▸ **WHAT YOU NEED TO DO**
Go line by line through the entries and show those that hold the string "Computing".
---*---
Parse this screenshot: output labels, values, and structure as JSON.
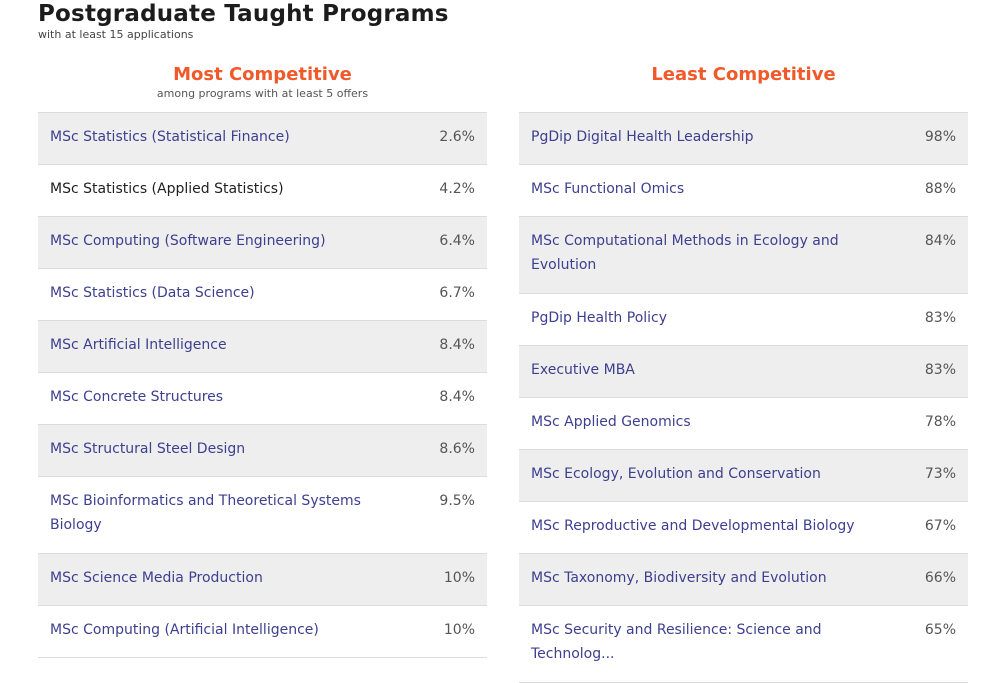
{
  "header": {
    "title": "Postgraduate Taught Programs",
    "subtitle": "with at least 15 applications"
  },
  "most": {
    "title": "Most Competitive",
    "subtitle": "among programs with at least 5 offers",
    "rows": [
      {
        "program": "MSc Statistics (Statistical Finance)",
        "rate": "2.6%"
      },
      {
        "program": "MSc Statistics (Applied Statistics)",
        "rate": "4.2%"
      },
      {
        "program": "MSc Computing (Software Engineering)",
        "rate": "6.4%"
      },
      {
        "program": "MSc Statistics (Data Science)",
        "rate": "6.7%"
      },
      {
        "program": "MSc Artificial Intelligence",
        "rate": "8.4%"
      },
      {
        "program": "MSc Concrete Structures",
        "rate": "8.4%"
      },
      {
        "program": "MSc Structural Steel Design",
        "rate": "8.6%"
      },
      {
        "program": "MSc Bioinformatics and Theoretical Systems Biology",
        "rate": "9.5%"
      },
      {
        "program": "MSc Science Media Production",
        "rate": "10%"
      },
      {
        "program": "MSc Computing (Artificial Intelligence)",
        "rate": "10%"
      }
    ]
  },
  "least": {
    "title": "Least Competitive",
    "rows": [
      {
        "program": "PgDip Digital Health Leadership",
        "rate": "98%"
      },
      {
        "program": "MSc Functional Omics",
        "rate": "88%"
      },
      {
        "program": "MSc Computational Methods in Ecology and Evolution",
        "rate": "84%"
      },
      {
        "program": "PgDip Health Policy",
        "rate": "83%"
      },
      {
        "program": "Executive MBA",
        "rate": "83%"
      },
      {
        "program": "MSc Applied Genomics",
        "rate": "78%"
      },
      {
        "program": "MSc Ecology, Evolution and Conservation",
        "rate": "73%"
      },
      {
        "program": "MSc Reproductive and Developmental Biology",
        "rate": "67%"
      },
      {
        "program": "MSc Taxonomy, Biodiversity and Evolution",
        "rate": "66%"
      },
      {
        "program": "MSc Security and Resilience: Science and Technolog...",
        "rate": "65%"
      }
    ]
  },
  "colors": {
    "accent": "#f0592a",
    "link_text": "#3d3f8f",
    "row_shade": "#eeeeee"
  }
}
---*---
▸ **SOLUTION TO THE EXERCISE**
        "program": "MSc Computing (Software Engineering)",
        "program": "MSc Computing (Artificial Intelligence)",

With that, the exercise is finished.